(Recorded data)
════════════════════

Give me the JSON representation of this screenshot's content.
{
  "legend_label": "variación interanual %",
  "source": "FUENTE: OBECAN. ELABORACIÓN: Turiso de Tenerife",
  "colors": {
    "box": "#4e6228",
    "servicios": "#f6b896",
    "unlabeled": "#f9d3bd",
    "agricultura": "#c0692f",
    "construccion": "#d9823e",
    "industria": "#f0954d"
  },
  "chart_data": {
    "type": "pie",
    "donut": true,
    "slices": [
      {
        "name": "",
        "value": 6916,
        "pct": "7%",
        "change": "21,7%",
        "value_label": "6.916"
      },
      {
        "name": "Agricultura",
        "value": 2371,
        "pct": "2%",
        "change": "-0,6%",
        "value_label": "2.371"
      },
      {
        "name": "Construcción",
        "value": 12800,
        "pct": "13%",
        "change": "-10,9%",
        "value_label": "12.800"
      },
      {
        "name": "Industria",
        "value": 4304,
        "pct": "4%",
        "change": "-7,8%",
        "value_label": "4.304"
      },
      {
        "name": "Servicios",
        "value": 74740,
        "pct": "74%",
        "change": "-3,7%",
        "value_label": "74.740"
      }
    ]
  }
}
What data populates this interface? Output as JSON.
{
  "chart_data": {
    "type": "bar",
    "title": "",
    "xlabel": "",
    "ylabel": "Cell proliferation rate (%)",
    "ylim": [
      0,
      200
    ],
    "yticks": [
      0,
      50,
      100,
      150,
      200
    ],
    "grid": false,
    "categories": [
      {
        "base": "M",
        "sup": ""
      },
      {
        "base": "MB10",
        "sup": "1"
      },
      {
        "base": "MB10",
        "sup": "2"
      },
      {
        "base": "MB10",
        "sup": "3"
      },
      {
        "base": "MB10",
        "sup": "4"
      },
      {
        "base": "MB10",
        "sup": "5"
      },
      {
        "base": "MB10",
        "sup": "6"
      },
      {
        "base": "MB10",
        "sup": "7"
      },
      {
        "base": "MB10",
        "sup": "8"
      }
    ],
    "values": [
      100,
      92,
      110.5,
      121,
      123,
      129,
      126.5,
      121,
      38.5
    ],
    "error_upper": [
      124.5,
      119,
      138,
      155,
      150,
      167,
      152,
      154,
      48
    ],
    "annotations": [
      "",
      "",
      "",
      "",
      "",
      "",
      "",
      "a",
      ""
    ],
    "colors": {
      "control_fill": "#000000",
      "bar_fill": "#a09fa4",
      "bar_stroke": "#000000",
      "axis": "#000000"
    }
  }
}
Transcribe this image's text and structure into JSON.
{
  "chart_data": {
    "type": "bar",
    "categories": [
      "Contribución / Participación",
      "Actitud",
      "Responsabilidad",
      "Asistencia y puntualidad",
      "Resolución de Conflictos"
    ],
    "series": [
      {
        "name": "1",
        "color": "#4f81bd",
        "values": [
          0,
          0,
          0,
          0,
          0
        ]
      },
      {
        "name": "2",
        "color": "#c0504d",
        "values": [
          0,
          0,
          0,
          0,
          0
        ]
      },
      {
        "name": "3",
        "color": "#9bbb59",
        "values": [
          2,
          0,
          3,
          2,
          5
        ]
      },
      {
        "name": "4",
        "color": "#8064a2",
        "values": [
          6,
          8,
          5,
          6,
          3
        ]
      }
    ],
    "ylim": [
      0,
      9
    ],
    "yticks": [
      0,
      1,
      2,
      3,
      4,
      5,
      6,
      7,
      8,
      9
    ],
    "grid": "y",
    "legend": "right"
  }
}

════════════════════

(SHORT PROBLEM): Give back the lines of the listing from the one with "Transcribe this image's" through the end, both included, exactly as written and with nothing added.

(SOLUTION TO THIS EXERCISE):
Transcribe this image's text and structure into JSON.
{
  "chart_data": {
    "type": "bar",
    "categories": [
      "Contribución / Participación",
      "Actitud",
      "Responsabilidad",
      "Asistencia y puntualidad",
      "Resolución de Conflictos"
    ],
    "series": [
      {
        "name": "1",
        "color": "#4f81bd",
        "values": [
          0,
          0,
          0,
          0,
          0
        ]
      },
      {
        "name": "2",
        "color": "#c0504d",
        "values": [
          0,
          0,
          0,
          0,
          0
        ]
      },
      {
        "name": "3",
        "color": "#9bbb59",
        "values": [
          2,
          0,
          3,
          2,
          5
        ]
      },
      {
        "name": "4",
        "color": "#8064a2",
        "values": [
          6,
          8,
          5,
          6,
          3
        ]
      }
    ],
    "ylim": [
      0,
      9
    ],
    "yticks": [
      0,
      1,
      2,
      3,
      4,
      5,
      6,
      7,
      8,
      9
    ],
    "grid": "y",
    "legend": "right"
  }
}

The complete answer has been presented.